### DATA ###
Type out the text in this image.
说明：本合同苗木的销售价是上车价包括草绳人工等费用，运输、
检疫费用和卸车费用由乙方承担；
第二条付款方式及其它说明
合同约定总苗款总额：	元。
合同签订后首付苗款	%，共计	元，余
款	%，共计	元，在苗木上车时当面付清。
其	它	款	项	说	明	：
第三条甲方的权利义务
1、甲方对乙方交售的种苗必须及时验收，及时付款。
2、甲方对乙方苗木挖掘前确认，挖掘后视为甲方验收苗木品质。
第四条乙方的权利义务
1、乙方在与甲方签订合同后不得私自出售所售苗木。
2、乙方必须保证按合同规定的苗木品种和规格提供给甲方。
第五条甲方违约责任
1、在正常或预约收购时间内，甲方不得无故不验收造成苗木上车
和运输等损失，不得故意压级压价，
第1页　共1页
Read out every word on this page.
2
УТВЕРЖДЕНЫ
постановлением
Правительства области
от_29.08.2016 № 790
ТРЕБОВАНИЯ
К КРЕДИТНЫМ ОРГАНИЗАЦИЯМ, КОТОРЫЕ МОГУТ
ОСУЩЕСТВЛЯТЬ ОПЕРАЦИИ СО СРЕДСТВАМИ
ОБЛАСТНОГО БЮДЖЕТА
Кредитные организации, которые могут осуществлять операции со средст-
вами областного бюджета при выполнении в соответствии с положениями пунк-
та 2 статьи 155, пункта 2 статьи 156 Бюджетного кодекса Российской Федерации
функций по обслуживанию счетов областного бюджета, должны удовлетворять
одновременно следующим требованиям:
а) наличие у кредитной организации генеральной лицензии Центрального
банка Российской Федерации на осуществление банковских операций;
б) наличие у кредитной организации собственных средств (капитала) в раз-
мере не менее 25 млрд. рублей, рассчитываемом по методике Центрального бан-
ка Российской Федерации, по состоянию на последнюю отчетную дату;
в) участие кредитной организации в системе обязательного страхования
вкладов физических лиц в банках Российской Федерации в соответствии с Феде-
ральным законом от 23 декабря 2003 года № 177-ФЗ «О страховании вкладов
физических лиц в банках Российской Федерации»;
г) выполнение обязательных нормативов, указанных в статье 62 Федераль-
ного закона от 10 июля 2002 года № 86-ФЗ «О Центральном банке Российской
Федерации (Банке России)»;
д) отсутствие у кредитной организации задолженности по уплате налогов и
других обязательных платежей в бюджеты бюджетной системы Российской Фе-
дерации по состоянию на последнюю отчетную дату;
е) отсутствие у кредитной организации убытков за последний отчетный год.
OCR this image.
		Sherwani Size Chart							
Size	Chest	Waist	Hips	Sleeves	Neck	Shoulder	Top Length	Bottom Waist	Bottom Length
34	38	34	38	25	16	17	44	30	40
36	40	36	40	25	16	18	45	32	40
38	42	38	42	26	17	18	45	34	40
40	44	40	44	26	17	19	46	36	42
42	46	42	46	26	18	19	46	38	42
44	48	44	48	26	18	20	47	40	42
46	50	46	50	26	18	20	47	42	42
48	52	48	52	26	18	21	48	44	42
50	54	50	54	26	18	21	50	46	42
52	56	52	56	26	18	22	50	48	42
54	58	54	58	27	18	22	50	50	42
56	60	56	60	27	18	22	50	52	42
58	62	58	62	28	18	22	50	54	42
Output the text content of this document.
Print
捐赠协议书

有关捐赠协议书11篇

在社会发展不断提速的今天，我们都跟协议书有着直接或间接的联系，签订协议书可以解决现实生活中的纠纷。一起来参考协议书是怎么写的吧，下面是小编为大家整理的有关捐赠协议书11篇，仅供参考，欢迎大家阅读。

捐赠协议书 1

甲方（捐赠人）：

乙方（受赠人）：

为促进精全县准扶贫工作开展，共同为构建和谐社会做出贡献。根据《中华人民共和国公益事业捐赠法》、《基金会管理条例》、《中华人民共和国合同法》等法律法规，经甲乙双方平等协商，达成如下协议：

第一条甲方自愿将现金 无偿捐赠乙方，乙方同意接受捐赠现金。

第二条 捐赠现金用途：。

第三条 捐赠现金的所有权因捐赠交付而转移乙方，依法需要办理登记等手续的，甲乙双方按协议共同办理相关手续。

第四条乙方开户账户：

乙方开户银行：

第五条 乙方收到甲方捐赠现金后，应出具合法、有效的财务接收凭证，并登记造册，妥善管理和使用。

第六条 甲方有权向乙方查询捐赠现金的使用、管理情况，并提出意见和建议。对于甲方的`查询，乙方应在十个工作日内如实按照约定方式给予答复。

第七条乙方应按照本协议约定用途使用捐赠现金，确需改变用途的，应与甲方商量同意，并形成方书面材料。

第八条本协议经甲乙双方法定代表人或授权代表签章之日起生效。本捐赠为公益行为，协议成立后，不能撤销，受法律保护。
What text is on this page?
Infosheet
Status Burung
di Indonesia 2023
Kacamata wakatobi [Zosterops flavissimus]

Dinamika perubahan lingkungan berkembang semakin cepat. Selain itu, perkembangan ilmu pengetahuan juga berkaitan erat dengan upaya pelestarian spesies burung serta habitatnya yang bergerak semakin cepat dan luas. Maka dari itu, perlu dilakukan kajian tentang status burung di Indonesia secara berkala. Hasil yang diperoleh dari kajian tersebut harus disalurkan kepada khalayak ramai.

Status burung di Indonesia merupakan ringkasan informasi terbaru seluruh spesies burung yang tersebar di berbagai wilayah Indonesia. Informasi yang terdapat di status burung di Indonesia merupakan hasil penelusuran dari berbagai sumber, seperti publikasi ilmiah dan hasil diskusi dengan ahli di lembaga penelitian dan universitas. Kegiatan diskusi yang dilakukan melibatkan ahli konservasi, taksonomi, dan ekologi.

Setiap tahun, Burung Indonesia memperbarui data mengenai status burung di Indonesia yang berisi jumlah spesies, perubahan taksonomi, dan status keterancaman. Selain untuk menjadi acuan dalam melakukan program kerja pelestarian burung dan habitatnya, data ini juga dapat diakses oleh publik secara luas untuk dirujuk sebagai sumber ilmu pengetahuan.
###
■ EXERCISE ■
The entries above should be repeated exactly, every one of them.

■ THE OUTPUT ■
Type out the text in this image.
说明：本合同苗木的销售价是上车价包括草绳人工等费用，运输、
检疫费用和卸车费用由乙方承担；
第二条付款方式及其它说明
合同约定总苗款总额：	元。
合同签订后首付苗款	%，共计	元，余
款	%，共计	元，在苗木上车时当面付清。
其	它	款	项	说	明	：
第三条甲方的权利义务
1、甲方对乙方交售的种苗必须及时验收，及时付款。
2、甲方对乙方苗木挖掘前确认，挖掘后视为甲方验收苗木品质。
第四条乙方的权利义务
1、乙方在与甲方签订合同后不得私自出售所售苗木。
2、乙方必须保证按合同规定的苗木品种和规格提供给甲方。
第五条甲方违约责任
1、在正常或预约收购时间内，甲方不得无故不验收造成苗木上车
和运输等损失，不得故意压级压价，
第1页　共1页
Read out every word on this page.
2
УТВЕРЖДЕНЫ
постановлением
Правительства области
от_29.08.2016 № 790
ТРЕБОВАНИЯ
К КРЕДИТНЫМ ОРГАНИЗАЦИЯМ, КОТОРЫЕ МОГУТ
ОСУЩЕСТВЛЯТЬ ОПЕРАЦИИ СО СРЕДСТВАМИ
ОБЛАСТНОГО БЮДЖЕТА
Кредитные организации, которые могут осуществлять операции со средст-
вами областного бюджета при выполнении в соответствии с положениями пунк-
та 2 статьи 155, пункта 2 статьи 156 Бюджетного кодекса Российской Федерации
функций по обслуживанию счетов областного бюджета, должны удовлетворять
одновременно следующим требованиям:
а) наличие у кредитной организации генеральной лицензии Центрального
банка Российской Федерации на осуществление банковских операций;
б) наличие у кредитной организации собственных средств (капитала) в раз-
мере не менее 25 млрд. рублей, рассчитываемом по методике Центрального бан-
ка Российской Федерации, по состоянию на последнюю отчетную дату;
в) участие кредитной организации в системе обязательного страхования
вкладов физических лиц в банках Российской Федерации в соответствии с Феде-
ральным законом от 23 декабря 2003 года № 177-ФЗ «О страховании вкладов
физических лиц в банках Российской Федерации»;
г) выполнение обязательных нормативов, указанных в статье 62 Федераль-
ного закона от 10 июля 2002 года № 86-ФЗ «О Центральном банке Российской
Федерации (Банке России)»;
д) отсутствие у кредитной организации задолженности по уплате налогов и
других обязательных платежей в бюджеты бюджетной системы Российской Фе-
дерации по состоянию на последнюю отчетную дату;
е) отсутствие у кредитной организации убытков за последний отчетный год.
OCR this image.
		Sherwani Size Chart							
Size	Chest	Waist	Hips	Sleeves	Neck	Shoulder	Top Length	Bottom Waist	Bottom Length
34	38	34	38	25	16	17	44	30	40
36	40	36	40	25	16	18	45	32	40
38	42	38	42	26	17	18	45	34	40
40	44	40	44	26	17	19	46	36	42
42	46	42	46	26	18	19	46	38	42
44	48	44	48	26	18	20	47	40	42
46	50	46	50	26	18	20	47	42	42
48	52	48	52	26	18	21	48	44	42
50	54	50	54	26	18	21	50	46	42
52	56	52	56	26	18	22	50	48	42
54	58	54	58	27	18	22	50	50	42
56	60	56	60	27	18	22	50	52	42
58	62	58	62	28	18	22	50	54	42
Output the text content of this document.
Print
捐赠协议书

有关捐赠协议书11篇

在社会发展不断提速的今天，我们都跟协议书有着直接或间接的联系，签订协议书可以解决现实生活中的纠纷。一起来参考协议书是怎么写的吧，下面是小编为大家整理的有关捐赠协议书11篇，仅供参考，欢迎大家阅读。

捐赠协议书 1

甲方（捐赠人）：

乙方（受赠人）：

为促进精全县准扶贫工作开展，共同为构建和谐社会做出贡献。根据《中华人民共和国公益事业捐赠法》、《基金会管理条例》、《中华人民共和国合同法》等法律法规，经甲乙双方平等协商，达成如下协议：

第一条甲方自愿将现金 无偿捐赠乙方，乙方同意接受捐赠现金。

第二条 捐赠现金用途：。

第三条 捐赠现金的所有权因捐赠交付而转移乙方，依法需要办理登记等手续的，甲乙双方按协议共同办理相关手续。

第四条乙方开户账户：

乙方开户银行：

第五条 乙方收到甲方捐赠现金后，应出具合法、有效的财务接收凭证，并登记造册，妥善管理和使用。

第六条 甲方有权向乙方查询捐赠现金的使用、管理情况，并提出意见和建议。对于甲方的`查询，乙方应在十个工作日内如实按照约定方式给予答复。

第七条乙方应按照本协议约定用途使用捐赠现金，确需改变用途的，应与甲方商量同意，并形成方书面材料。

第八条本协议经甲乙双方法定代表人或授权代表签章之日起生效。本捐赠为公益行为，协议成立后，不能撤销，受法律保护。
What text is on this page?
Infosheet
Status Burung
di Indonesia 2023
Kacamata wakatobi [Zosterops flavissimus]

Dinamika perubahan lingkungan berkembang semakin cepat. Selain itu, perkembangan ilmu pengetahuan juga berkaitan erat dengan upaya pelestarian spesies burung serta habitatnya yang bergerak semakin cepat dan luas. Maka dari itu, perlu dilakukan kajian tentang status burung di Indonesia secara berkala. Hasil yang diperoleh dari kajian tersebut harus disalurkan kepada khalayak ramai.

Status burung di Indonesia merupakan ringkasan informasi terbaru seluruh spesies burung yang tersebar di berbagai wilayah Indonesia. Informasi yang terdapat di status burung di Indonesia merupakan hasil penelusuran dari berbagai sumber, seperti publikasi ilmiah dan hasil diskusi dengan ahli di lembaga penelitian dan universitas. Kegiatan diskusi yang dilakukan melibatkan ahli konservasi, taksonomi, dan ekologi.

Setiap tahun, Burung Indonesia memperbarui data mengenai status burung di Indonesia yang berisi jumlah spesies, perubahan taksonomi, dan status keterancaman. Selain untuk menjadi acuan dalam melakukan program kerja pelestarian burung dan habitatnya, data ini juga dapat diakses oleh publik secara luas untuk dirujuk sebagai sumber ilmu pengetahuan.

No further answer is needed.